# TEXT SECTION
Selection algorithms

When our data suggest only a small number of possible predictors, we can generally run every conceivable regression model and pick the one which best meets our needs: the highest R², the highest adjusted R², the lowest AIC, the easiest to interpret, etc. Yet when the number of predictors is large, not even statistical software packages can easily examine all the possible models. Consider that with five possible predictors we need only examine 32 models, but with 10 possible predictors we need to examine 2¹⁰ = 1024 models, and with 20 possible predictors that number grows to over a million models.

In such situations, we must resign ourselves to a hard truth: we will never be able to run every possible model, and therefore we may never find the best possible model. Instead, we might be interested in learning algorithmic ways to examine a much smaller number of models, and reliably identify a very good model, even if it is not the best.

The most common algorithm for this purpose is called stepwise selection. It builds a tree of nested models and searches up and down the tree for better models. At every step it chooses a current “champion” model and compares it to a nearby group of “challenger” models which are either one predictor larger or one predictor smaller. If any of the challengers beats the champion, the model crowns the best challenger as the new champion and repeats the process at the new model size. If none of the challengers beat the champion, the algorithm finishes its search.

Code

plot(runif(1),runif(1),type='n',xlim=c(-11,11),ylim=c(1,19),
     axes=FALSE,xlab='',ylab='',
     main='Models using none, some, or all of predictors A, B, C, and D')

# SOURCE MATERIAL
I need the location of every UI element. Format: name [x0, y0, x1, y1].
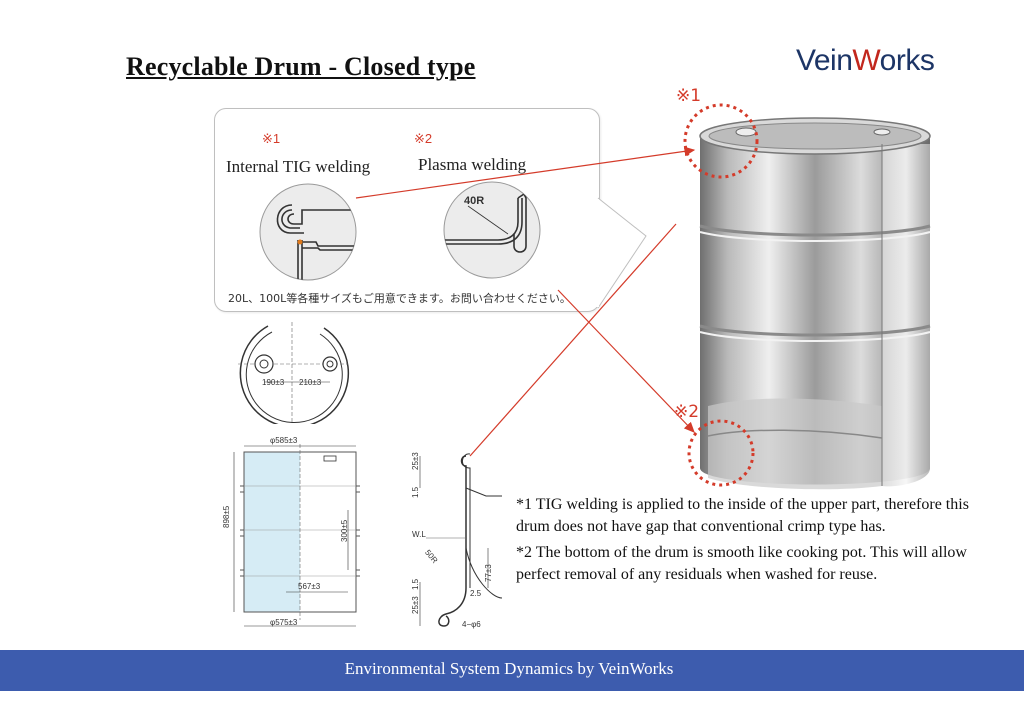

# GOAL OF THE EXERCISE
Proceed with the text on regression selection algorithms, picking up right after its last line of R code.

# EXERCISE RESPONSE
rect(xleft=c(-1,-7,-3,1,5,-11,-7,-3,1,5,9,-7,-3,1,5,-1),
     ybottom=c(1,5,5,5,5,9,9,9,9,9,9,13,13,13,13,17),
     xright=c(1,-5,-1,3,7,-9,-5,-1,3,7,11,-5,-1,3,7,1),
     ytop=c(3,7,7,7,7,11,11,11,11,11,11,15,15,15,15,19))
text(x=c(0,-6,-2,2,6,-10,-6,-2,2,6,10,-6,-2,2,6,0),
     y=c(2,6,6,6,6,10,10,10,10,10,10,14,14,14,14,18),
     labels=c('1','A','B','C','D','AB','AC','AD','BC',
              'BD','CD','ABC','ABD','ACD','BCD','ABCD'))
segments(x0=c(0,0,0,0,-6,-6,-6,-2,-2,-2,2,2,2,6,6,6,
              -10,-10,-6,-6,-2,-2,2,2,6,6,10,10,-6,-2,2,6),
         y0=c(rep(3,4),rep(7,12),rep(11,12),rep(15,4)),
         x1=c(-6,-2,2,6,-10,-6,-2,-10,2,6,-6,2,10,-2,6,10,
                -6,-2,-6,2,-2,2,-6,6,-2,6,2,6,0,0,0,0),
         y1=c(rep(5,4),rep(9,12),rep(13,12),rep(17,4)))

Illustration of all models made possible by four predictors

The figure above shows the tree of 2⁴ = 16 different models which can be built from four predictors, including the “null model” which only fits an intercept (represented here by a “1”). We have four single-predictor models, six two-predictor models, etc. We may add natural links between models which are nested within each other; notice that not every pair of larger and smaller models are nested.

With a larger number of predictors, this tree would be much too large to display on the page. We would also be unable to evaluate every model in the tree, so we would need a well-defined method for searching a tractable subset of those models.

Note

Let \(M_\Omega = \{M_0, \ldots, M_j, \ldots, M_k \}\) be a set of sets of regression models which use some of the predictors \(\mathbf{X} = (X_1, \ldots, X_i, \ldots, X_k)\), such that \(M_0\) contains one model with only an intercept term, \(M_k\) contains one model with all \(k\) predictors, and \(M_j\) contains all of the \(k_Cj\) models using \(j\) predictors. Define a model selection algorithm called forward selection thusly:

Choose a model fit metric, such as AIC or Adjusted R²
Begin the model search with the intercept-only model \(M_0\). Score this model using the chosen model fit metric. This model is the current “champion”.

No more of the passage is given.